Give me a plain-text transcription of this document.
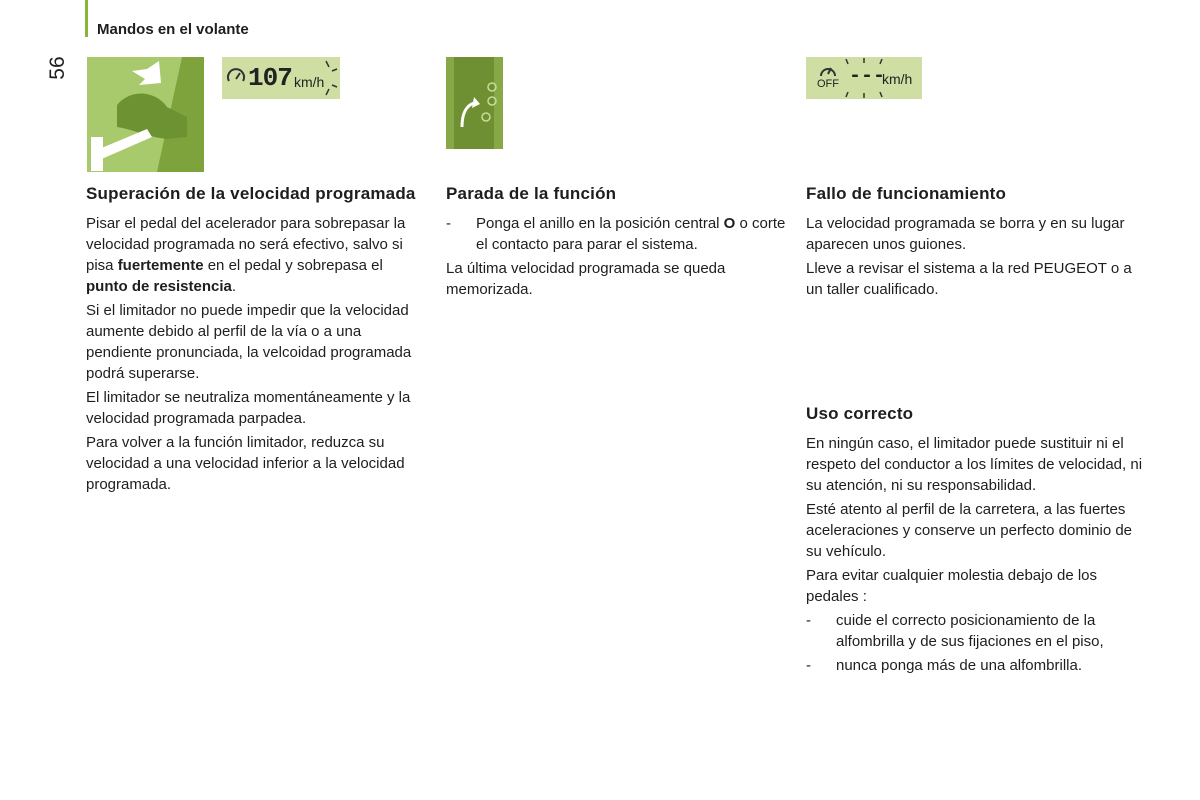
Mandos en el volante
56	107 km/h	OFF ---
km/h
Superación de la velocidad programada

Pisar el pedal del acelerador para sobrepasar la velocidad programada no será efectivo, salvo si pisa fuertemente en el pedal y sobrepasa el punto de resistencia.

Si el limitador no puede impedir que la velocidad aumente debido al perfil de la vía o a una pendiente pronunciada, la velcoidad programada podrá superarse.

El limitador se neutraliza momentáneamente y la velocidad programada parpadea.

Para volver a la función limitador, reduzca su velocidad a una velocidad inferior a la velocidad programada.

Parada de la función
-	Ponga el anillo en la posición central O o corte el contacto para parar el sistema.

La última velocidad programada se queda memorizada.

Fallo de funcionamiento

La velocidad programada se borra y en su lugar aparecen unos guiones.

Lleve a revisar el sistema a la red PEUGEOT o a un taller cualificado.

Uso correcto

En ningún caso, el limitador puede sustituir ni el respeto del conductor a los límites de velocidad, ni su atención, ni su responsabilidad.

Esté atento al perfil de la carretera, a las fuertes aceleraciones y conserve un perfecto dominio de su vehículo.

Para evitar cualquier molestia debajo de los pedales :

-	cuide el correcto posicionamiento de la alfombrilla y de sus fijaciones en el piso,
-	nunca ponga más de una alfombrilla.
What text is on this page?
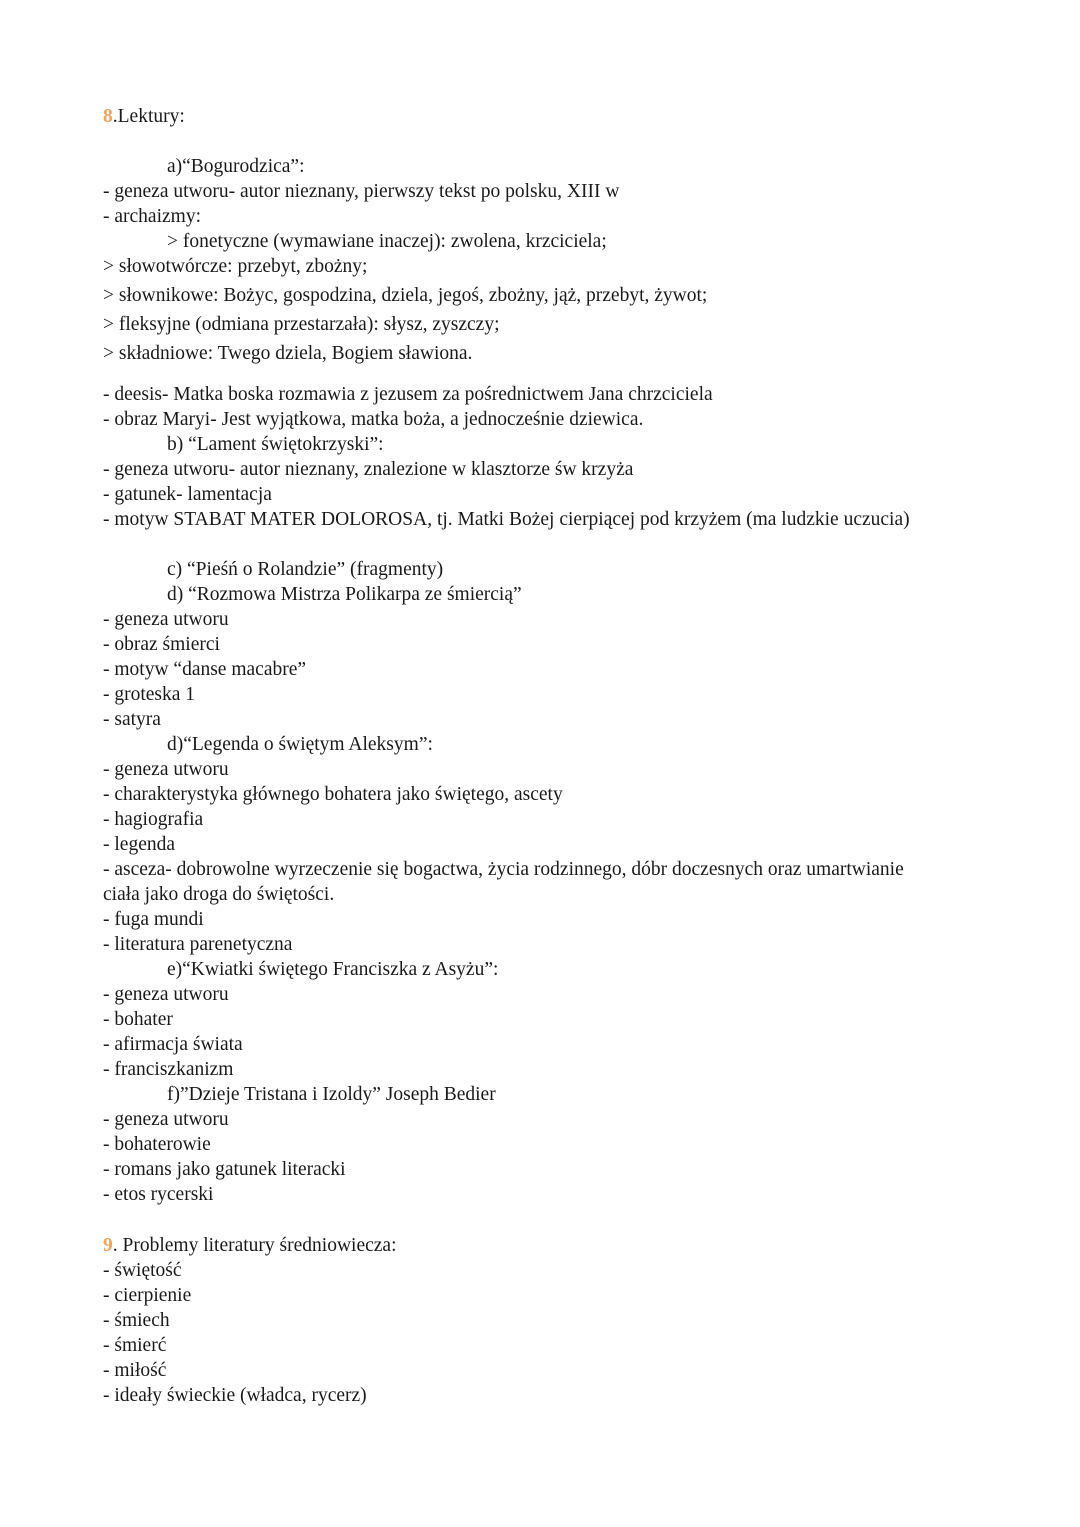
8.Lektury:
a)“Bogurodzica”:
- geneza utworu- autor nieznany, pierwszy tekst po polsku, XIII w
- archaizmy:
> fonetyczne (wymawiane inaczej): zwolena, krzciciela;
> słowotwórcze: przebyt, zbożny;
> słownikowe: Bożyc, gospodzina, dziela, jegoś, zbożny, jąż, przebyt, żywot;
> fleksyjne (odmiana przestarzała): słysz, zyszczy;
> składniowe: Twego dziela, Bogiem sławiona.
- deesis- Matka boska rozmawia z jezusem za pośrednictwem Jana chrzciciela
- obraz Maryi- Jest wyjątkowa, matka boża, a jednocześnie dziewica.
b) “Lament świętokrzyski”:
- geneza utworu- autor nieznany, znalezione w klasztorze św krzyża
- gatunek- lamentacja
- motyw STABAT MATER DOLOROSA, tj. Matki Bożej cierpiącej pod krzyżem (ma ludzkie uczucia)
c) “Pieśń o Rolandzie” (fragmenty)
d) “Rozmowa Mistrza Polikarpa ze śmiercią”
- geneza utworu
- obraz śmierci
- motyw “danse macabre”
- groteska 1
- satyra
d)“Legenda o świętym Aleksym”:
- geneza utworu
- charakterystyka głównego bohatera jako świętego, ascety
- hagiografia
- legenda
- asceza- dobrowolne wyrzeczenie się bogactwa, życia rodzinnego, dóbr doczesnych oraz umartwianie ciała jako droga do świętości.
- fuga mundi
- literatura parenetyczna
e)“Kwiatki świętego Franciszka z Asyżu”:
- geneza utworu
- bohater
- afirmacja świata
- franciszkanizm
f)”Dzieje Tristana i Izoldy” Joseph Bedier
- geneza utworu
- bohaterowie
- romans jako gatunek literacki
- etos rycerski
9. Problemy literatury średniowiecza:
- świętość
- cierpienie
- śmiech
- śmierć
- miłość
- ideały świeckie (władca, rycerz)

**Directions for this task:** Look above for lines with the word "gatunek" and copy them all.

**Reply to the task:**
- gatunek- lamentacja
- romans jako gatunek literacki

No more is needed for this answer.